## Page extract
Persecutions in the Early Church

Pentecost – the birth of the church – happened in about AD 30, and Paul’s missionary journeys lasted until about AD 68. The Christian church started in a society which had encompassed both Greek and Roman influences. Greek was the spoken and written language of the region, while travel and technology were developed by the Romans. Plato‘s philosophies were widely followed. They included the idea of the immortality of the soul, and an ideal heavenly world of which everything on earth was a copy.

But the rulers were Romans, and the Emperors had absolute authority. They insisted on varying amounts of obedience or worship. During the earlier part of Paul’s missionary journeys, most of the opposition to Christianity came from the Jewish religious leaders. They were not impressed by the new teachings about Jesus as Messiah. In many cases, it was the secular authorities who put a stop to the persecution. But this changed when Nero was made Emperor in AD 54.

Nero is remembered as one of the most unpleasant rulers of history, and he particularly distrusted Christians. In the summer of AD 64 a terrible fire broke out in Rome. Nobody knew who started it, but Nero decided to blame it on the Christians. He saw them as a threat to peace. He ordered that many of them be thrown to the dogs, or burned to death. You can read more about him on the Wikipedia page about Nero.

Persecutions in the early church

By this time, persecution – the arrest, torture and killing of Christians – was become more widespread. Part of this was due to the concern that this growing group would pose a danger to the Roman authorities. Part of it was due to misunderstandings, and claims of illogic. It was rumoured that Christians were cannibals, for instance, because their communion service referred to the Body and Blood of Jesus.

Some people whom we call apologists then wrote books to deny some of these rumours, and to explain the sound Christian beliefs. Some were hostile to the Greek and Roman culture, which probably made things worse. Others tried to argue that any value in the pagan religions must have grown out of Judaism, which came first. So Plato, they claimed, must have got his ideas from Moses’ teaching.

## Extracted data
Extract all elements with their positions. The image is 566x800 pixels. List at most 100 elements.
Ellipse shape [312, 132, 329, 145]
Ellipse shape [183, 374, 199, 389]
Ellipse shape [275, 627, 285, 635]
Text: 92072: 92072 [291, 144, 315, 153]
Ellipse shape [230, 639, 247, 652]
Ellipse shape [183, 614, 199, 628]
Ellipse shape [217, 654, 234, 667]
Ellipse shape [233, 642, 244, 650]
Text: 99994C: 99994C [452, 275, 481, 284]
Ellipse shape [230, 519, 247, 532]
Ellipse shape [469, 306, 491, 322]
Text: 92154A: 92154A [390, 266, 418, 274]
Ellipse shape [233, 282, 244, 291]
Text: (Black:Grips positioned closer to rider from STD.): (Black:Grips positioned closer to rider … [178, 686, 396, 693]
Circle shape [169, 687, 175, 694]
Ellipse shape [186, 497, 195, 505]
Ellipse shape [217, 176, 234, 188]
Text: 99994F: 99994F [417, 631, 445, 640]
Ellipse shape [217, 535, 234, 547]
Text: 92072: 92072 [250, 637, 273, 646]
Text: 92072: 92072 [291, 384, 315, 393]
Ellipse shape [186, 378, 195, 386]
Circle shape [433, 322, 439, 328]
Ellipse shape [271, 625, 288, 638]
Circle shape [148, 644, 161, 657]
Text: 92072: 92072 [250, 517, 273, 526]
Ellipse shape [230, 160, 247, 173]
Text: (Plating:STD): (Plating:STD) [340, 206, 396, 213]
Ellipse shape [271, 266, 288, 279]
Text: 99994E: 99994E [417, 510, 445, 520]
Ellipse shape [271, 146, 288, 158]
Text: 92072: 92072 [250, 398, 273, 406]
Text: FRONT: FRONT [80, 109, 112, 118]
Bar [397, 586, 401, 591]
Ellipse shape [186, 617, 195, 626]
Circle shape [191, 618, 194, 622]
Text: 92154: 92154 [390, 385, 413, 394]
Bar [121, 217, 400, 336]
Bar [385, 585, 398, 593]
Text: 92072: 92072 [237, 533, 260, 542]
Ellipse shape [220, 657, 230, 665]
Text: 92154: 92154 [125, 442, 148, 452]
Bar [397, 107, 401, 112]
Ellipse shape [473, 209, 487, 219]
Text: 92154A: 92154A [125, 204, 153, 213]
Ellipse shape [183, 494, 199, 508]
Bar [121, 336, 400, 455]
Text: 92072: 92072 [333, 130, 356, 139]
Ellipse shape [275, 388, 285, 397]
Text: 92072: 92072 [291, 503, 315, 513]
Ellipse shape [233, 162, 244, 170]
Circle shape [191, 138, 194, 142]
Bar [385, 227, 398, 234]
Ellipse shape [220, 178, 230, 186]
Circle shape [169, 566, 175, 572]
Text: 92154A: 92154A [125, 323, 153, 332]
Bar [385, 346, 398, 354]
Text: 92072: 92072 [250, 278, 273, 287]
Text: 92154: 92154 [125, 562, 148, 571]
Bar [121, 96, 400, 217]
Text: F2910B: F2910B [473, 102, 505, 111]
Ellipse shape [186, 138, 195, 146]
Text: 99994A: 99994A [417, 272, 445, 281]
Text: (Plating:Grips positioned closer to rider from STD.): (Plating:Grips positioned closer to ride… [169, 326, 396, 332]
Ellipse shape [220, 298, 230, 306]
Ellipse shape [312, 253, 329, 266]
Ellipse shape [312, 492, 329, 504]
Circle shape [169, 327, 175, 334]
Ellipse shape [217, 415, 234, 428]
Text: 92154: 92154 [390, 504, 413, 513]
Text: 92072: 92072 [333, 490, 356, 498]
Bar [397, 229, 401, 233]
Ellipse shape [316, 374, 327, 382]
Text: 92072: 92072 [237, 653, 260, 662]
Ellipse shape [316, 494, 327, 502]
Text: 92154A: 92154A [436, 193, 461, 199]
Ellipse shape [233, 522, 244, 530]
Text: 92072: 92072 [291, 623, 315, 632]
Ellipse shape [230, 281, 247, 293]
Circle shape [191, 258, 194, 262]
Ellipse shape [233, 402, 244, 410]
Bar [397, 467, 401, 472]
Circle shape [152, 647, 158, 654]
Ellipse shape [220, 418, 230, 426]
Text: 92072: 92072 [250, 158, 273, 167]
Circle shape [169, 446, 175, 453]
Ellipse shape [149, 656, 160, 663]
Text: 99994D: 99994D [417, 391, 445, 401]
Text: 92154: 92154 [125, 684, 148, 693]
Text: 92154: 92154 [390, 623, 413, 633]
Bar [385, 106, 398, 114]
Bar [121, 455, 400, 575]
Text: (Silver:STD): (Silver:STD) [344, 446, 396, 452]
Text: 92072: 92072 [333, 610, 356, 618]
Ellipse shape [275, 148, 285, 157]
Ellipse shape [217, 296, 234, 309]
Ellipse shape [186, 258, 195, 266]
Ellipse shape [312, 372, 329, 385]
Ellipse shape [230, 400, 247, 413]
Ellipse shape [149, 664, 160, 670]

## Work to do
(a) Translate this sentence from the page on early church persecutions into Spanish: "Greek was the spoken and written language of the region, while travel and technology were developed by the Romans."
(b) Reproduce the stretch of the page on early church persecutions from "By this time, persecution" through "from Moses’ teaching.".

## Worked solutions
(a) El griego era la lengua hablada y escrita de la región, mientras que los viajes y la tecnología fueron desarrollados por los romanos.

(b)
By this time, persecution – the arrest, torture and killing of Christians – was become more widespread. Part of this was due to the concern that this growing group would pose a danger to the Roman authorities. Part of it was due to misunderstandings, and claims of illogic. It was rumoured that Christians were cannibals, for instance, because their communion service referred to the Body and Blood of Jesus.

Some people whom we call apologists then wrote books to deny some of these rumours, and to explain the sound Christian beliefs. Some were hostile to the Greek and Roman culture, which probably made things worse. Others tried to argue that any value in the pagan religions must have grown out of Judaism, which came first. So Plato, they claimed, must have got his ideas from Moses’ teaching.